======== Extracted records ========

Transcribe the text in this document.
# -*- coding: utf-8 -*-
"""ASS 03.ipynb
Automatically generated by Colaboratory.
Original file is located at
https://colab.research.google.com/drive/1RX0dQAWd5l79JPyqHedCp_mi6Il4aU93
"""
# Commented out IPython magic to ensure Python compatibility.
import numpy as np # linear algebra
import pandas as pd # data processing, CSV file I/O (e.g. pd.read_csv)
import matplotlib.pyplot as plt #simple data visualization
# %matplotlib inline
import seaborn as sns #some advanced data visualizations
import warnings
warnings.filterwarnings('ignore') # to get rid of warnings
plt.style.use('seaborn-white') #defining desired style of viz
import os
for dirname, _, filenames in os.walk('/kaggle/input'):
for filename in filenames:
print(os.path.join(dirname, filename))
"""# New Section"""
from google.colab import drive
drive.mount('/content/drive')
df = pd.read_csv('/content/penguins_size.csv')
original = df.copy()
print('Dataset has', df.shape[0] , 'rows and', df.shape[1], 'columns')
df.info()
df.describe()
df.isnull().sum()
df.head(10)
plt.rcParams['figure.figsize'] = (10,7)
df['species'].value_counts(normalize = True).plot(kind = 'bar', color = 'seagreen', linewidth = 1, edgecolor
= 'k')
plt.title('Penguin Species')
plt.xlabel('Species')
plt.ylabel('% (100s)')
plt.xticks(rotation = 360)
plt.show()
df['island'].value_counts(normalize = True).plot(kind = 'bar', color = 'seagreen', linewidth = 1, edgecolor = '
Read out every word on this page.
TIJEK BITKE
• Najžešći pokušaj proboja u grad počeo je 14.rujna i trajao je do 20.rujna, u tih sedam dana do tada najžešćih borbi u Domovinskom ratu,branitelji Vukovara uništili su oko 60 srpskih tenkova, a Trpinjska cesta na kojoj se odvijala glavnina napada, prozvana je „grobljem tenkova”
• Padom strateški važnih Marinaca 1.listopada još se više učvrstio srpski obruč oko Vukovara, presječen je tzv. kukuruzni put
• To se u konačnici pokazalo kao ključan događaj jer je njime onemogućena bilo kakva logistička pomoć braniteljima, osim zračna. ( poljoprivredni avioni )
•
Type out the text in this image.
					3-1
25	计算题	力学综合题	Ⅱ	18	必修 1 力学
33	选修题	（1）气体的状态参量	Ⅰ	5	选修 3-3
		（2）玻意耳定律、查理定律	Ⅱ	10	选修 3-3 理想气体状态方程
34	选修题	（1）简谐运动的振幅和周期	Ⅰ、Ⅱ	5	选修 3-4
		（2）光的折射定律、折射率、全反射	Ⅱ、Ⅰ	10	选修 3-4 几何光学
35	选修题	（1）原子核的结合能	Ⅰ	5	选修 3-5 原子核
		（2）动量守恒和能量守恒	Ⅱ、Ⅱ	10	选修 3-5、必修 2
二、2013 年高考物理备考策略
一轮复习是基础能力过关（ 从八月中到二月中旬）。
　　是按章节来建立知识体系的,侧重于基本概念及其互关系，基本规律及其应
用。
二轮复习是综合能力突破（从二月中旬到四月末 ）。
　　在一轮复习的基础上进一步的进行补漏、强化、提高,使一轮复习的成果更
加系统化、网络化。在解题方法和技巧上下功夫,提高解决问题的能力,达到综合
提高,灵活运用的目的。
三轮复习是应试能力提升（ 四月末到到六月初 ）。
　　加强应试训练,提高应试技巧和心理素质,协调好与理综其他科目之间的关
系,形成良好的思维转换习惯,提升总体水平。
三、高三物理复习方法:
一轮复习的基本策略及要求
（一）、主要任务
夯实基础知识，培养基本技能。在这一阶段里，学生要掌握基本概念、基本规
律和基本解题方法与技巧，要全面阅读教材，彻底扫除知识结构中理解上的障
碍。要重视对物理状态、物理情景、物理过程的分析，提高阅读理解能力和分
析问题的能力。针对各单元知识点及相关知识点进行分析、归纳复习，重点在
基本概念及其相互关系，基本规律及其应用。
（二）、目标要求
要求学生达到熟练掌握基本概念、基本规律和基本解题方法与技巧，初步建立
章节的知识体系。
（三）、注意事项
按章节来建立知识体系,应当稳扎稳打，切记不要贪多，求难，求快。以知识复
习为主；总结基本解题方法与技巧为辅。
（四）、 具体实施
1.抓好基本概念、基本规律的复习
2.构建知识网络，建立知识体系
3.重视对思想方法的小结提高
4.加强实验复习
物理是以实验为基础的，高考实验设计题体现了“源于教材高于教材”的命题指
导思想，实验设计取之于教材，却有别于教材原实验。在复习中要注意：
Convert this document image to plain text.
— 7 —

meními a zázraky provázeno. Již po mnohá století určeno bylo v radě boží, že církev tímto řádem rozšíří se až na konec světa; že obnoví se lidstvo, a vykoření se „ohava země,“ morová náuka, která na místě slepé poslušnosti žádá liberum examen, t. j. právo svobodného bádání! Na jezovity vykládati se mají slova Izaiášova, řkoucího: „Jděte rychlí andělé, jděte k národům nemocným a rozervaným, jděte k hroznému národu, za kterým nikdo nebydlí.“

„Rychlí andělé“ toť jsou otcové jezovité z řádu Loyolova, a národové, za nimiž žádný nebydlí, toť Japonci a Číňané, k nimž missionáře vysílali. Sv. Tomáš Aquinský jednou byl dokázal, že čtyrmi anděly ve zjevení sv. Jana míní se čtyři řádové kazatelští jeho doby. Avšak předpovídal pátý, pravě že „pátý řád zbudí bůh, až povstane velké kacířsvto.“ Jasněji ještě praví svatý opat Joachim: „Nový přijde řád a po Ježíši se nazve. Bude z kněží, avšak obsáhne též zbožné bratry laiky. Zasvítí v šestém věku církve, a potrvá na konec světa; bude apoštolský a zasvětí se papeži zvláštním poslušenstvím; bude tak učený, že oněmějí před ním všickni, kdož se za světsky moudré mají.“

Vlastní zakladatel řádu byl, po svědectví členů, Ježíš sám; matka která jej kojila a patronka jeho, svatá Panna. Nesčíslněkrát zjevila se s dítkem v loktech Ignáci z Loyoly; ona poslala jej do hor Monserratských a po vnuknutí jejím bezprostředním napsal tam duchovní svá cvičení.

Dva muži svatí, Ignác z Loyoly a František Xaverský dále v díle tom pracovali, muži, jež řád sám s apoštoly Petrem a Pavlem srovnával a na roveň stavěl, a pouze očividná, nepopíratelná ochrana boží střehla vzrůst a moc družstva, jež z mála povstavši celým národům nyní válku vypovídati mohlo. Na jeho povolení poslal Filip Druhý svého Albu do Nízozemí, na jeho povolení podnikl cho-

========

* **Stated problem**
Return all lines containing the word "filenames".

* **Answer to this problem**
for dirname, _, filenames in os.walk('/kaggle/input'):
for filename in filenames:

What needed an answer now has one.